Exercise directions
Skip the pictures and quote all of the lines exactly.

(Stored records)
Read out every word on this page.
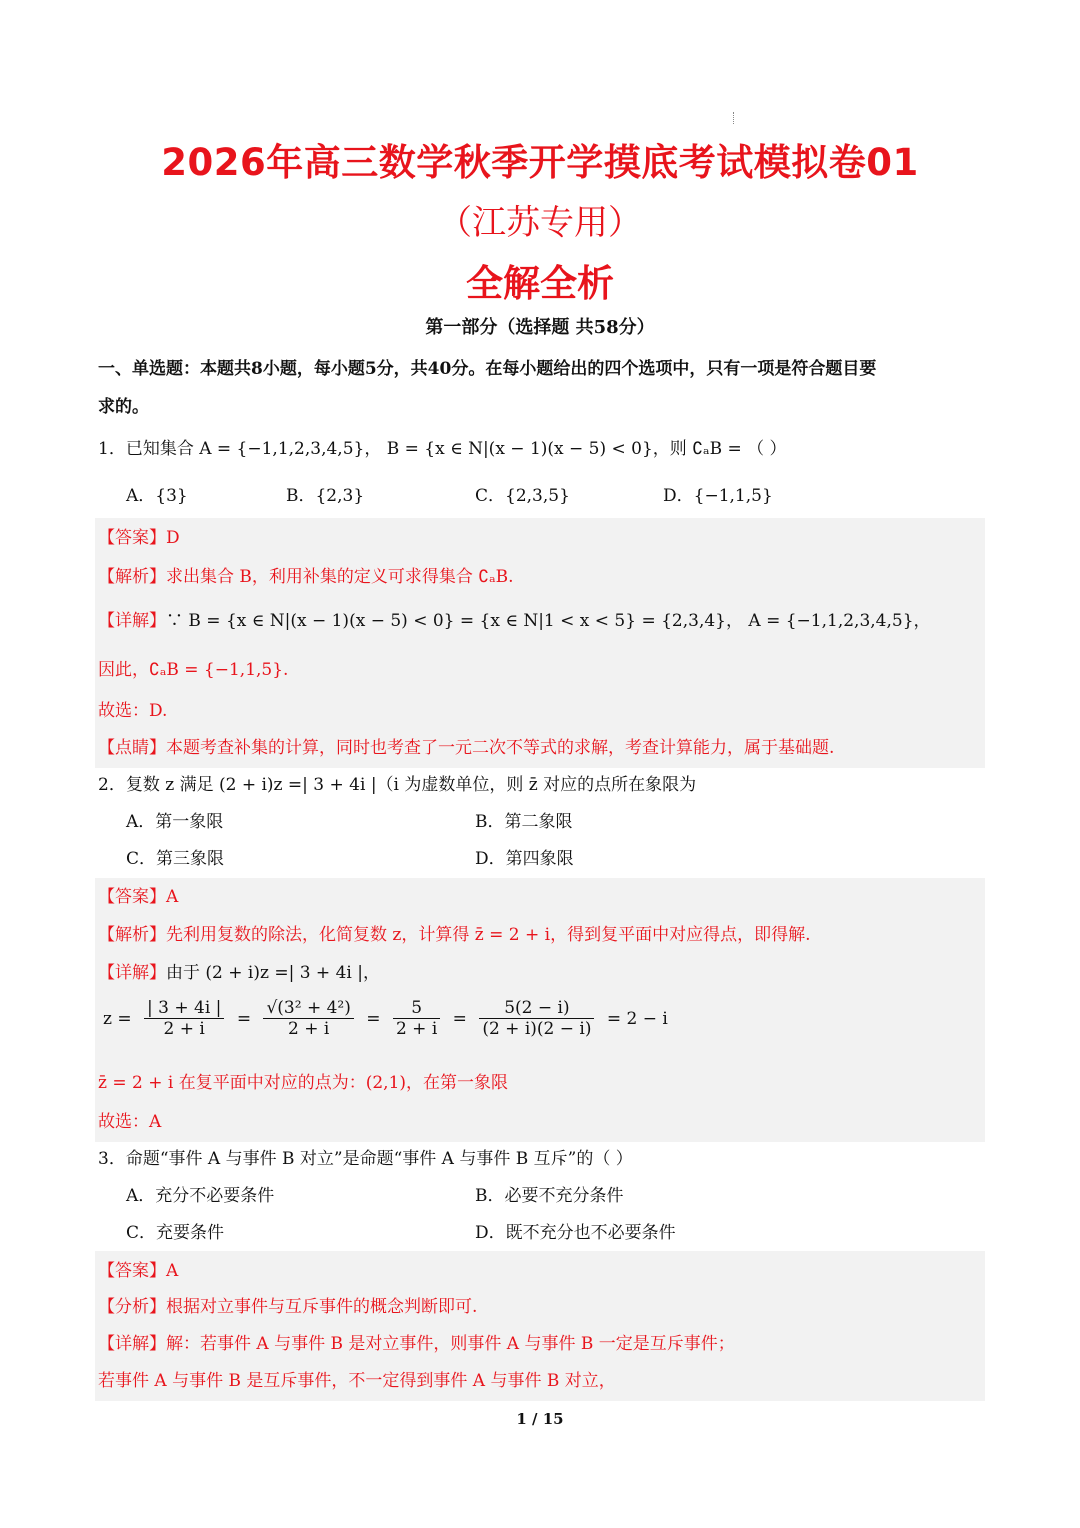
2026年高三数学秋季开学摸底考试模拟卷01
（江苏专用）
全解全析
第一部分（选择题 共58分）
一、单选题：本题共8小题，每小题5分，共40分。在每小题给出的四个选项中，只有一项是符合题目要
求的。
1．已知集合 A = {−1,1,2,3,4,5}， B = {x ∈ N|(x − 1)(x − 5) < 0}，则 ∁ₐB = （ ）
A．{3}	B．{2,3}	C．{2,3,5}	D．{−1,1,5}
【答案】D
【解析】求出集合 B，利用补集的定义可求得集合 ∁ₐB.
【详解】∵ B = {x ∈ N|(x − 1)(x − 5) < 0} = {x ∈ N|1 < x < 5} = {2,3,4}， A = {−1,1,2,3,4,5}，
因此，∁ₐB = {−1,1,5}.
故选：D.
【点睛】本题考查补集的计算，同时也考查了一元二次不等式的求解，考查计算能力，属于基础题.
2．复数 z 满足 (2 + i)z =| 3 + 4i |（i 为虚数单位，则 z̄ 对应的点所在象限为
A．第一象限	B．第二象限
C．第三象限	D．第四象限
【答案】A
【解析】先利用复数的除法，化简复数 z，计算得 z̄ = 2 + i，得到复平面中对应得点，即得解.
【详解】由于 (2 + i)z =| 3 + 4i |，
$z = \frac{| 3 + 4i |}{2 + i} = \frac{\text{√(3² + 4²)}}{2 + i} = \frac{5}{2 + i} = \frac{5(2 - i)}{(2 + i)(2 - i)} = 2 - i$
z̄ = 2 + i 在复平面中对应的点为：(2,1)，在第一象限
故选：A
3．命题“事件 A 与事件 B 对立”是命题“事件 A 与事件 B 互斥”的（ ）
A．充分不必要条件	B．必要不充分条件
C．充要条件	D．既不充分也不必要条件
【答案】A
【分析】根据对立事件与互斥事件的概念判断即可.
【详解】解：若事件 A 与事件 B 是对立事件，则事件 A 与事件 B 一定是互斥事件；
若事件 A 与事件 B 是互斥事件，不一定得到事件 A 与事件 B 对立，
1 / 15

Response
Read out every word on this page.
2026年高三数学秋季开学摸底考试模拟卷01
（江苏专用）
全解全析
第一部分（选择题 共58分）
一、单选题：本题共8小题，每小题5分，共40分。在每小题给出的四个选项中，只有一项是符合题目要
求的。
1．已知集合 A = {−1,1,2,3,4,5}， B = {x ∈ N|(x − 1)(x − 5) < 0}，则 ∁ₐB = （ ）
A．{3}	B．{2,3}	C．{2,3,5}	D．{−1,1,5}
【答案】D
【解析】求出集合 B，利用补集的定义可求得集合 ∁ₐB.
【详解】∵ B = {x ∈ N|(x − 1)(x − 5) < 0} = {x ∈ N|1 < x < 5} = {2,3,4}， A = {−1,1,2,3,4,5}，
因此，∁ₐB = {−1,1,5}.
故选：D.
【点睛】本题考查补集的计算，同时也考查了一元二次不等式的求解，考查计算能力，属于基础题.
2．复数 z 满足 (2 + i)z =| 3 + 4i |（i 为虚数单位，则 z̄ 对应的点所在象限为
A．第一象限	B．第二象限
C．第三象限	D．第四象限
【答案】A
【解析】先利用复数的除法，化简复数 z，计算得 z̄ = 2 + i，得到复平面中对应得点，即得解.
【详解】由于 (2 + i)z =| 3 + 4i |，
$z = \frac{| 3 + 4i |}{2 + i} = \frac{\text{√(3² + 4²)}}{2 + i} = \frac{5}{2 + i} = \frac{5(2 - i)}{(2 + i)(2 - i)} = 2 - i$
z̄ = 2 + i 在复平面中对应的点为：(2,1)，在第一象限
故选：A
3．命题“事件 A 与事件 B 对立”是命题“事件 A 与事件 B 互斥”的（ ）
A．充分不必要条件	B．必要不充分条件
C．充要条件	D．既不充分也不必要条件
【答案】A
【分析】根据对立事件与互斥事件的概念判断即可.
【详解】解：若事件 A 与事件 B 是对立事件，则事件 A 与事件 B 一定是互斥事件；
若事件 A 与事件 B 是互斥事件，不一定得到事件 A 与事件 B 对立，
1 / 15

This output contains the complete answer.